> **Dataset records**
____

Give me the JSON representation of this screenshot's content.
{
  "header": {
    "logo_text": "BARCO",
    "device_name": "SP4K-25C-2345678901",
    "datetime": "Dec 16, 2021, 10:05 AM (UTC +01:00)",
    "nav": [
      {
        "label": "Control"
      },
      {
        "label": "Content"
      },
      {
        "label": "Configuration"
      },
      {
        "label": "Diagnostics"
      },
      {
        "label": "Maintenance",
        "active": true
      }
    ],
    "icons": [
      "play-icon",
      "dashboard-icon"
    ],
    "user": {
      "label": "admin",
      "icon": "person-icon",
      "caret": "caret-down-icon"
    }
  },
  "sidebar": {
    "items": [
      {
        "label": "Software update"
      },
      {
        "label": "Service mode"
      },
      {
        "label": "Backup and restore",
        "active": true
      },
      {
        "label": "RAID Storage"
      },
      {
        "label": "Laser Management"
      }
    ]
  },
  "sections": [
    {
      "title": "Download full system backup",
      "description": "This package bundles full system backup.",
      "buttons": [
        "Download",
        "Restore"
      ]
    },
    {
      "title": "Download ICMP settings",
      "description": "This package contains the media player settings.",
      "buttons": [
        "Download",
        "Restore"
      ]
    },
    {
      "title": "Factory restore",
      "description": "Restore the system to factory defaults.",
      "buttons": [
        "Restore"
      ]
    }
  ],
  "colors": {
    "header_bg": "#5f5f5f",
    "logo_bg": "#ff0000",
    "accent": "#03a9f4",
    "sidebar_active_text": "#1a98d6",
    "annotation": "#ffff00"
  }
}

____

> **WHAT IS ASKED**
Repeat the records above exactly, leaving none out.

> **TASK RESPONSE**
Give me the JSON representation of this screenshot's content.
{
  "header": {
    "logo_text": "BARCO",
    "device_name": "SP4K-25C-2345678901",
    "datetime": "Dec 16, 2021, 10:05 AM (UTC +01:00)",
    "nav": [
      {
        "label": "Control"
      },
      {
        "label": "Content"
      },
      {
        "label": "Configuration"
      },
      {
        "label": "Diagnostics"
      },
      {
        "label": "Maintenance",
        "active": true
      }
    ],
    "icons": [
      "play-icon",
      "dashboard-icon"
    ],
    "user": {
      "label": "admin",
      "icon": "person-icon",
      "caret": "caret-down-icon"
    }
  },
  "sidebar": {
    "items": [
      {
        "label": "Software update"
      },
      {
        "label": "Service mode"
      },
      {
        "label": "Backup and restore",
        "active": true
      },
      {
        "label": "RAID Storage"
      },
      {
        "label": "Laser Management"
      }
    ]
  },
  "sections": [
    {
      "title": "Download full system backup",
      "description": "This package bundles full system backup.",
      "buttons": [
        "Download",
        "Restore"
      ]
    },
    {
      "title": "Download ICMP settings",
      "description": "This package contains the media player settings.",
      "buttons": [
        "Download",
        "Restore"
      ]
    },
    {
      "title": "Factory restore",
      "description": "Restore the system to factory defaults.",
      "buttons": [
        "Restore"
      ]
    }
  ],
  "colors": {
    "header_bg": "#5f5f5f",
    "logo_bg": "#ff0000",
    "accent": "#03a9f4",
    "sidebar_active_text": "#1a98d6",
    "annotation": "#ffff00"
  }
}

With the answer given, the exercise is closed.